-- START Data shown --
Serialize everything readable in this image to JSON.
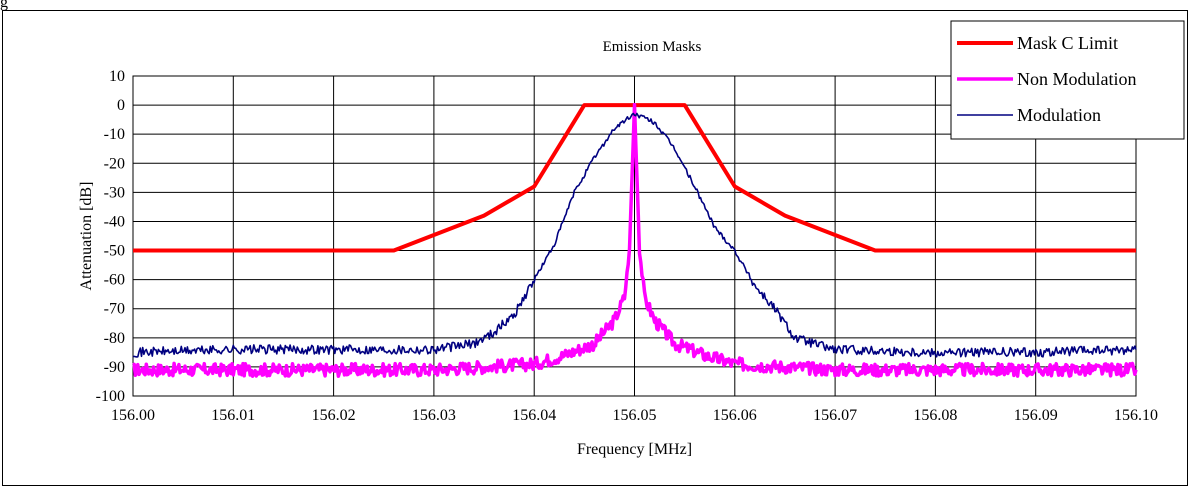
{
  "chart_data": {
    "type": "line",
    "title": "Emission Masks",
    "xlabel": "Frequency [MHz]",
    "ylabel": "Attenuation [dB]",
    "xlim": [
      156.0,
      156.1
    ],
    "ylim": [
      -100,
      10
    ],
    "grid": true,
    "legend_position": "top-right",
    "x_ticks": [
      "156.00",
      "156.01",
      "156.02",
      "156.03",
      "156.04",
      "156.05",
      "156.06",
      "156.07",
      "156.08",
      "156.09",
      "156.10"
    ],
    "y_ticks": [
      "10",
      "0",
      "-10",
      "-20",
      "-30",
      "-40",
      "-50",
      "-60",
      "-70",
      "-80",
      "-90",
      "-100"
    ],
    "series": [
      {
        "name": "Mask C Limit",
        "color": "#ff0000",
        "x": [
          156.0,
          156.026,
          156.035,
          156.04,
          156.045,
          156.055,
          156.06,
          156.065,
          156.074,
          156.1
        ],
        "y": [
          -50,
          -50,
          -38,
          -28,
          0,
          0,
          -28,
          -38,
          -50,
          -50
        ]
      },
      {
        "name": "Non Modulation",
        "color": "#ff00ff",
        "x": [
          156.0,
          156.01,
          156.02,
          156.03,
          156.04,
          156.043,
          156.046,
          156.048,
          156.049,
          156.0495,
          156.05,
          156.0505,
          156.051,
          156.052,
          156.054,
          156.057,
          156.06,
          156.07,
          156.08,
          156.09,
          156.1
        ],
        "y": [
          -91,
          -91,
          -91,
          -91,
          -89,
          -86,
          -82,
          -74,
          -66,
          -50,
          0,
          -50,
          -66,
          -74,
          -82,
          -86,
          -89,
          -91,
          -91,
          -91,
          -91
        ]
      },
      {
        "name": "Modulation",
        "color": "#000080",
        "x": [
          156.0,
          156.01,
          156.02,
          156.03,
          156.034,
          156.036,
          156.038,
          156.04,
          156.042,
          156.044,
          156.046,
          156.048,
          156.05,
          156.052,
          156.054,
          156.056,
          156.058,
          156.06,
          156.062,
          156.064,
          156.066,
          156.07,
          156.08,
          156.09,
          156.1
        ],
        "y": [
          -85,
          -84,
          -84,
          -84,
          -82,
          -78,
          -72,
          -60,
          -48,
          -30,
          -18,
          -8,
          -3,
          -6,
          -15,
          -28,
          -42,
          -50,
          -62,
          -70,
          -80,
          -84,
          -85,
          -85,
          -84
        ]
      }
    ]
  },
  "legend": [
    {
      "name": "Mask C Limit",
      "color": "#ff0000"
    },
    {
      "name": "Non Modulation",
      "color": "#ff00ff"
    },
    {
      "name": "Modulation",
      "color": "#000080"
    }
  ]
}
-- END Data shown --
> Exercise objective:
Go through the records above, find every line with the word "Modulation", and list those lines.

> Answer for this exercise:
        "name": "Non Modulation",
        "name": "Modulation",
      "name": "Non Modulation",
      "name": "Modulation",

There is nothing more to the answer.